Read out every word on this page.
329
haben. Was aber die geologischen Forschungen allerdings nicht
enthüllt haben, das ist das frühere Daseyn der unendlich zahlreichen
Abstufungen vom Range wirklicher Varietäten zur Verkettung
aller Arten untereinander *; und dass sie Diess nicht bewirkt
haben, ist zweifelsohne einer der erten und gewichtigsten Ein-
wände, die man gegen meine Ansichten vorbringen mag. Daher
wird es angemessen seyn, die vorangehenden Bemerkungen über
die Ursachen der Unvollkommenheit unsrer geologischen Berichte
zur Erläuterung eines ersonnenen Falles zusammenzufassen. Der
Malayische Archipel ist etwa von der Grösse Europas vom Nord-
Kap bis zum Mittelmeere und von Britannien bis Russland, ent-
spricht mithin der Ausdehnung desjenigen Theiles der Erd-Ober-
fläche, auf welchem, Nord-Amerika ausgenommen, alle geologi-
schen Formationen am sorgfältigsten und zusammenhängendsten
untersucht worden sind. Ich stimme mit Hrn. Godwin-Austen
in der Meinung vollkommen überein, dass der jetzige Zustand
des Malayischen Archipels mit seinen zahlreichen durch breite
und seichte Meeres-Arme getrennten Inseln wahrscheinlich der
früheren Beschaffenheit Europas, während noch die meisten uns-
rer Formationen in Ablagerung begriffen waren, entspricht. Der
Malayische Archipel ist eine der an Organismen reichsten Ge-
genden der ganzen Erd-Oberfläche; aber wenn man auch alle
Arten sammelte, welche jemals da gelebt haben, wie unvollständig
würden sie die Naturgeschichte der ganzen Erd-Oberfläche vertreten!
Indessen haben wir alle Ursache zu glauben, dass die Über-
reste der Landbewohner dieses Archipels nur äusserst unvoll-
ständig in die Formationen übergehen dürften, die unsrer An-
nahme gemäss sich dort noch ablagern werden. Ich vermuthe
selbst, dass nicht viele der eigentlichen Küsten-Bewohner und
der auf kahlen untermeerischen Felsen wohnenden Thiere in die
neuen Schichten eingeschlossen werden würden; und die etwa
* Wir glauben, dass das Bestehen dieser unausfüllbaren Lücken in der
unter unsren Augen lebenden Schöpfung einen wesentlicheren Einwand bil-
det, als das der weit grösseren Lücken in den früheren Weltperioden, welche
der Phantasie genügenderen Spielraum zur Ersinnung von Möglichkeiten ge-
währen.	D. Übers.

Instructions for the task: Return each line above where the word "dass" shows up.

Exercise result:
aller Arten untereinander *; und dass sie Diess nicht bewirkt
in der Meinung vollkommen überein, dass der jetzige Zustand
Indessen haben wir alle Ursache zu glauben, dass die Über-
selbst, dass nicht viele der eigentlichen Küsten-Bewohner und
* Wir glauben, dass das Bestehen dieser unausfüllbaren Lücken in der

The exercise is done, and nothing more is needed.